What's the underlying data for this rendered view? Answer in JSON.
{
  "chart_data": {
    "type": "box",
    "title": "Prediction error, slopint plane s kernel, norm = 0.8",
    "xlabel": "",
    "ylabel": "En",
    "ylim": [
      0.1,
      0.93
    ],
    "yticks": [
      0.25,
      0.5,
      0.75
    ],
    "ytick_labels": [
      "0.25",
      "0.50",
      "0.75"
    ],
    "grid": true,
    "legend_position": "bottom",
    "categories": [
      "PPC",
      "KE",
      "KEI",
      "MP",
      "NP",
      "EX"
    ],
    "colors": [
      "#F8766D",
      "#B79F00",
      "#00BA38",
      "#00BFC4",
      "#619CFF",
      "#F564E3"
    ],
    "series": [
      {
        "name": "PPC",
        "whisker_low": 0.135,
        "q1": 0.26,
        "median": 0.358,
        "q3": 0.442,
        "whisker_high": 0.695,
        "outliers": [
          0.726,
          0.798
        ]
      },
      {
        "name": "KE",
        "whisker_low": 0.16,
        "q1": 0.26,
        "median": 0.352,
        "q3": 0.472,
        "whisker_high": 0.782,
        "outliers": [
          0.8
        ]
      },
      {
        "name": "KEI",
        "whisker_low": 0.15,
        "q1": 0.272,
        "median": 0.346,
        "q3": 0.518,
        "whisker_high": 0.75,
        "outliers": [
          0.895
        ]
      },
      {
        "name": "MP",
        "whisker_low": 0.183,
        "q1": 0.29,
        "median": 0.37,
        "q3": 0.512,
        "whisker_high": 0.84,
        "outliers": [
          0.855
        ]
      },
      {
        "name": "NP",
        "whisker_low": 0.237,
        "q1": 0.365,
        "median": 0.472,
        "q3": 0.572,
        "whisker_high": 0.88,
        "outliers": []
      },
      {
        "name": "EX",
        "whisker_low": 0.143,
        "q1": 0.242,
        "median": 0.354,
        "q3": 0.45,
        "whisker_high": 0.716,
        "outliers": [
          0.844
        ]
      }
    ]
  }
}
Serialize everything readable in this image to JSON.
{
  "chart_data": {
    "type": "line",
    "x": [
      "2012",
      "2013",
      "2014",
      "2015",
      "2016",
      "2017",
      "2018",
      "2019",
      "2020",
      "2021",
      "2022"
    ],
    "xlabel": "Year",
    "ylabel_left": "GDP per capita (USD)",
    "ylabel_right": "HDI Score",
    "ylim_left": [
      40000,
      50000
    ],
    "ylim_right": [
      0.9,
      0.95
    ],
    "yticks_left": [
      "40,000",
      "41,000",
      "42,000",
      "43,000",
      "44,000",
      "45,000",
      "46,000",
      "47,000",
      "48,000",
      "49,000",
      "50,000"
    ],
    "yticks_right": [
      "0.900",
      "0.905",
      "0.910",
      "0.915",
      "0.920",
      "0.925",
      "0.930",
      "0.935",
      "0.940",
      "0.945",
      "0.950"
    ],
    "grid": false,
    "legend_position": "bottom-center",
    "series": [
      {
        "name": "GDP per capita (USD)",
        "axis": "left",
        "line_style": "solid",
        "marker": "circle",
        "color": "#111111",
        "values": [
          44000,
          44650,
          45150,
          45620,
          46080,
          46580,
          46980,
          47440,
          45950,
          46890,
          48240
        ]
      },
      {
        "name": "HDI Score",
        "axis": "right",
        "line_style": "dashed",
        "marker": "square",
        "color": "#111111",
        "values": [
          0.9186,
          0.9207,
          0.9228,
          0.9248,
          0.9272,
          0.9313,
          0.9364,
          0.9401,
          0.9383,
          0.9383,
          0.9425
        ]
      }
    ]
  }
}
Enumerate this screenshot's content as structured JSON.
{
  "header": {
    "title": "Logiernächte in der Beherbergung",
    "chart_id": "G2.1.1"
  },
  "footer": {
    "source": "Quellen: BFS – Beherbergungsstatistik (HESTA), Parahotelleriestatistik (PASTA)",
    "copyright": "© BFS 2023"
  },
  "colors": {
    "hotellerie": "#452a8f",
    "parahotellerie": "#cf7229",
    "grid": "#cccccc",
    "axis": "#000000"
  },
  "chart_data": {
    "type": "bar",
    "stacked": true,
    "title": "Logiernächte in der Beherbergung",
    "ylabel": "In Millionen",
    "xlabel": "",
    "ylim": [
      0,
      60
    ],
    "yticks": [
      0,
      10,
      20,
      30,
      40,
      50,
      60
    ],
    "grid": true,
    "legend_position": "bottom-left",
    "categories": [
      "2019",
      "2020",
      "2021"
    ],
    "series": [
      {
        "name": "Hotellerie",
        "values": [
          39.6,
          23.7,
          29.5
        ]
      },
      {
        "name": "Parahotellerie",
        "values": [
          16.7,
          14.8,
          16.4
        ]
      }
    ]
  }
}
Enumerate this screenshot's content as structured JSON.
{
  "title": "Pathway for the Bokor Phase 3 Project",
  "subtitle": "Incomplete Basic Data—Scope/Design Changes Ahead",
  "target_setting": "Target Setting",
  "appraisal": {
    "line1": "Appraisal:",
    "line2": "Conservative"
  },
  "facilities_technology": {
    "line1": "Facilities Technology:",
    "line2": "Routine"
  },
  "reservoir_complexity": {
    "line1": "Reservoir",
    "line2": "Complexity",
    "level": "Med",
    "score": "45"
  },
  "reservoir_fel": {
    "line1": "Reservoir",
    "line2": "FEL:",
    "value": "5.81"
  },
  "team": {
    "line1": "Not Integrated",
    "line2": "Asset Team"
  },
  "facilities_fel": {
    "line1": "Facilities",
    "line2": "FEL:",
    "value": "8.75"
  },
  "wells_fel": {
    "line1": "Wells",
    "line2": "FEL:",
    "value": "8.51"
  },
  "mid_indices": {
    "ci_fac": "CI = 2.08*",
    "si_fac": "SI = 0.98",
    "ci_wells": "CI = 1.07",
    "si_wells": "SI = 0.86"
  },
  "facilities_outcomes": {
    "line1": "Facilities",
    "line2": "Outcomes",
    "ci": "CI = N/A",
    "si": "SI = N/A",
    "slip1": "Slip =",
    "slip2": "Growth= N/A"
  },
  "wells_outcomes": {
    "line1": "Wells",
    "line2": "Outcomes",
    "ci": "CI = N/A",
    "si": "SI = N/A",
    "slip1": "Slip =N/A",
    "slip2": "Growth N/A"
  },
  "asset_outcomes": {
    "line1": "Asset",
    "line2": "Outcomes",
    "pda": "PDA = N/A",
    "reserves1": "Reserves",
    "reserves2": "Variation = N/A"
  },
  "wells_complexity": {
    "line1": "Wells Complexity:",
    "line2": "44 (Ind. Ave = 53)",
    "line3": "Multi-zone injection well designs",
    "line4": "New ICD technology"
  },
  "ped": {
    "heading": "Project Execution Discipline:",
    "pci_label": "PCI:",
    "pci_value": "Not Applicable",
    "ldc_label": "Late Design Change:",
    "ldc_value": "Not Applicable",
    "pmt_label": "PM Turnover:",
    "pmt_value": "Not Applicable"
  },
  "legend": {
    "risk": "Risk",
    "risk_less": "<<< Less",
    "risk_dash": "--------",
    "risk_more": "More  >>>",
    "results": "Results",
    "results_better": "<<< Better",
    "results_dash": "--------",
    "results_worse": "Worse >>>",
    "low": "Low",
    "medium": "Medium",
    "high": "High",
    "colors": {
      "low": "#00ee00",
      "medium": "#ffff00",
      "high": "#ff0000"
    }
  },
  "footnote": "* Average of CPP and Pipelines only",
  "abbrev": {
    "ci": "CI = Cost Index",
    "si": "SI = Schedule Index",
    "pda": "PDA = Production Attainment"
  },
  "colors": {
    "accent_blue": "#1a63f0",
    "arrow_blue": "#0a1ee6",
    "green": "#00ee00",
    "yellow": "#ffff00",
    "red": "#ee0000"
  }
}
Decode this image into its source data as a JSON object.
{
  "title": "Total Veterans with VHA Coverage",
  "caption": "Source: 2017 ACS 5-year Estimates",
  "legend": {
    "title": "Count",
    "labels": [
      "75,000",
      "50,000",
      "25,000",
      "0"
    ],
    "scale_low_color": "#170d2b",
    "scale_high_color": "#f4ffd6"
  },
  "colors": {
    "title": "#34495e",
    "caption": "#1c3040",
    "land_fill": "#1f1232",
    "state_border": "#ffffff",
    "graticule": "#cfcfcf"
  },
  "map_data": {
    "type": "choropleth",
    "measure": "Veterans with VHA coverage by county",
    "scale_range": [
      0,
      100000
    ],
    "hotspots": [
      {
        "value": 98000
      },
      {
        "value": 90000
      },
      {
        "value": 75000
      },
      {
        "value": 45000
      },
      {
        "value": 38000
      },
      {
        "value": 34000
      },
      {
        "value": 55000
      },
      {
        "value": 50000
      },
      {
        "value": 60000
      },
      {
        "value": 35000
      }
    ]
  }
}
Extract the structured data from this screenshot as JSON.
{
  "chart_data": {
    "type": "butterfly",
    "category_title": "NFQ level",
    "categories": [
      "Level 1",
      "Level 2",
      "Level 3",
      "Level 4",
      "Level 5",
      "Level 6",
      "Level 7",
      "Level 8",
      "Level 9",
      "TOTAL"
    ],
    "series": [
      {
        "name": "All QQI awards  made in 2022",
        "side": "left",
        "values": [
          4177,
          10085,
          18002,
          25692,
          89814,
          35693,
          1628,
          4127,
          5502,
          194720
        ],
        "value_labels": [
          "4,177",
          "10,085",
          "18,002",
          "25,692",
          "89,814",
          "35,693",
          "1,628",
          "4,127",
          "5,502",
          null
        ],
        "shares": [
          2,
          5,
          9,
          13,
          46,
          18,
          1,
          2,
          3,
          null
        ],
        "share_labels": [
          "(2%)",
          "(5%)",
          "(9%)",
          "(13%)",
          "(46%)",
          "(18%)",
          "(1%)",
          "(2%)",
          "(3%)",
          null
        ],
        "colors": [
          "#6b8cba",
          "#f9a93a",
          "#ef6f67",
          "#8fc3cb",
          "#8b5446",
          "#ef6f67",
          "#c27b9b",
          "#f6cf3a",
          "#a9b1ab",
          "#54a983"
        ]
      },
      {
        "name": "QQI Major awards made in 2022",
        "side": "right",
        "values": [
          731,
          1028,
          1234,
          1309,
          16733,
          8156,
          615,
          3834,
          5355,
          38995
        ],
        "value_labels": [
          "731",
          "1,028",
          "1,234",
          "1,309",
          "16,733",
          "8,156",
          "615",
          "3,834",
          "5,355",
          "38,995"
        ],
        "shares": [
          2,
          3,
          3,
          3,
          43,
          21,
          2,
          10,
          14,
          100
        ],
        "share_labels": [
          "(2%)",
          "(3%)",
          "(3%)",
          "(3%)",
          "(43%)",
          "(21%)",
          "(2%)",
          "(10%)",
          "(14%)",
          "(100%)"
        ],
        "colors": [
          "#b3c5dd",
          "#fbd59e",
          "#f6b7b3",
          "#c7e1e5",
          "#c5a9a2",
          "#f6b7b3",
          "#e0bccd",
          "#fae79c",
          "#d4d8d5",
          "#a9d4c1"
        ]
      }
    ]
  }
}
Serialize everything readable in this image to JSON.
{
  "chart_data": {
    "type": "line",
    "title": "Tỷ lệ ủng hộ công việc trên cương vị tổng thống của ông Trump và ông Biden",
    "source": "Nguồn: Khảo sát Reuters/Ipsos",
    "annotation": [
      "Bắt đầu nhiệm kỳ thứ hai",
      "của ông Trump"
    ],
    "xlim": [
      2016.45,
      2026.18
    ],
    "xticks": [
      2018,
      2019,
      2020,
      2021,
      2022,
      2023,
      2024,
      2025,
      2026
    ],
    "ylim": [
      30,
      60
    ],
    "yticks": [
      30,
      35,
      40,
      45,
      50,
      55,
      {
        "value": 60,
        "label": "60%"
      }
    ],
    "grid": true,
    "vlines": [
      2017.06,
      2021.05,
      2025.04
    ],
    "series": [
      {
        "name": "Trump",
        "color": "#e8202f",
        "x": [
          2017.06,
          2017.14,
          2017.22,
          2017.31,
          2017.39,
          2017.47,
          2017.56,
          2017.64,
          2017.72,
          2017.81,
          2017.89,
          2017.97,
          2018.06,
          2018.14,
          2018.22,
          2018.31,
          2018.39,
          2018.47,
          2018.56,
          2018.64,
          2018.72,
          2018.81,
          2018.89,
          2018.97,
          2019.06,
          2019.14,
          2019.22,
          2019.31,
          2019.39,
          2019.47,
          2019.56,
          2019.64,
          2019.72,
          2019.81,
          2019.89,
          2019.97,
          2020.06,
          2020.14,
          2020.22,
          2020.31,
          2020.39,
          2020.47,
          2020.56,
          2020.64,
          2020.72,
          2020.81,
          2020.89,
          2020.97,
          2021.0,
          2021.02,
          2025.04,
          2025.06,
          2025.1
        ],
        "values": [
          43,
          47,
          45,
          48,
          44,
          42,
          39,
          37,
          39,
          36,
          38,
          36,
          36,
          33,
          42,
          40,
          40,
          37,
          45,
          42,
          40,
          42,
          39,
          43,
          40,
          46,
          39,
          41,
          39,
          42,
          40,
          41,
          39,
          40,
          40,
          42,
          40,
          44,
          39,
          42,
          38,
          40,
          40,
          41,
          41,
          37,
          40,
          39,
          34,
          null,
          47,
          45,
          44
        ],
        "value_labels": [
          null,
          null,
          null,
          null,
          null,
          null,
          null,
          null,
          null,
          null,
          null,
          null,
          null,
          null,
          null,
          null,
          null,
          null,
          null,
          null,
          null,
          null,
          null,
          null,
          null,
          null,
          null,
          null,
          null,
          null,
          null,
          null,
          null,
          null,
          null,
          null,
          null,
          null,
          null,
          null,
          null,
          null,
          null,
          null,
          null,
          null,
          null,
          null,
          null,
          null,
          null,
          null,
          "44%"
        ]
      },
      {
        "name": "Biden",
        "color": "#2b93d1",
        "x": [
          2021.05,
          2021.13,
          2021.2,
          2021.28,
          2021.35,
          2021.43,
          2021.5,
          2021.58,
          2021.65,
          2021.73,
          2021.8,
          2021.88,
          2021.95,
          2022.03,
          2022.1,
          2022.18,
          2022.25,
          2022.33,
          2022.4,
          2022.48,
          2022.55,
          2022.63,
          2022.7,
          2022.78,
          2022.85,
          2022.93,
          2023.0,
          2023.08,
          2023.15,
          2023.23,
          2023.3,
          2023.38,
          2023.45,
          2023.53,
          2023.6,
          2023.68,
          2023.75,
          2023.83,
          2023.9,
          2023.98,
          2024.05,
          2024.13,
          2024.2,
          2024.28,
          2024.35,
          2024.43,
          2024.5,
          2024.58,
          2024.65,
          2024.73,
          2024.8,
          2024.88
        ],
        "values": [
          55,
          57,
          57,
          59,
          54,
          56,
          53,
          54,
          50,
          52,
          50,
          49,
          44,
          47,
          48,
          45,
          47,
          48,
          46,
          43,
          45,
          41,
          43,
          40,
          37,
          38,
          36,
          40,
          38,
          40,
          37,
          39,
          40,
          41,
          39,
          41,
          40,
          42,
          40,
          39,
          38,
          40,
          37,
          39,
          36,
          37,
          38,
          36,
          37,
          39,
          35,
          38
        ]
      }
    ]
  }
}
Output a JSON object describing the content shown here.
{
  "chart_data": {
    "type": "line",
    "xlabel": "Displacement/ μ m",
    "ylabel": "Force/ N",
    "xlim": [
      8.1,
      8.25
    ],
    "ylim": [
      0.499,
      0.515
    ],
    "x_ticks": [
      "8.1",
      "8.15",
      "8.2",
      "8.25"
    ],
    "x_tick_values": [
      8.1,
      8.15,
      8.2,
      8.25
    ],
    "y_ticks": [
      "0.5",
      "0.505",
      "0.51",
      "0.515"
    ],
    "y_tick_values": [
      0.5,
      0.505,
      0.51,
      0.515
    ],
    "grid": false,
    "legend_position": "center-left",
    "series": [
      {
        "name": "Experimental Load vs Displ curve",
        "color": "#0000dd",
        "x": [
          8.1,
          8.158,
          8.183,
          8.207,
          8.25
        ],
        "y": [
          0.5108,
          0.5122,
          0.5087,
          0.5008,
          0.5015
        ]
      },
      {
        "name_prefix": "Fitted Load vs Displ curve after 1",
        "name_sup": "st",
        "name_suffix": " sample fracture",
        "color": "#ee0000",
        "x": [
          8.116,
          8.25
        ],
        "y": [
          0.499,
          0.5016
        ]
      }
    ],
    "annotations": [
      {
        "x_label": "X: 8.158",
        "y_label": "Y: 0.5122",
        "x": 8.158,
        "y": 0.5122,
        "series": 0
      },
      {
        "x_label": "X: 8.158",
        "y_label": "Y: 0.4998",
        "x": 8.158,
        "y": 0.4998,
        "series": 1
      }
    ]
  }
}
▬▬▬
Goal:
Look through the lines above and collect those with the word "bottom".

Exercise answer:
    "legend_position": "bottom",
    "legend_position": "bottom-center",
    "legend_position": "bottom-left",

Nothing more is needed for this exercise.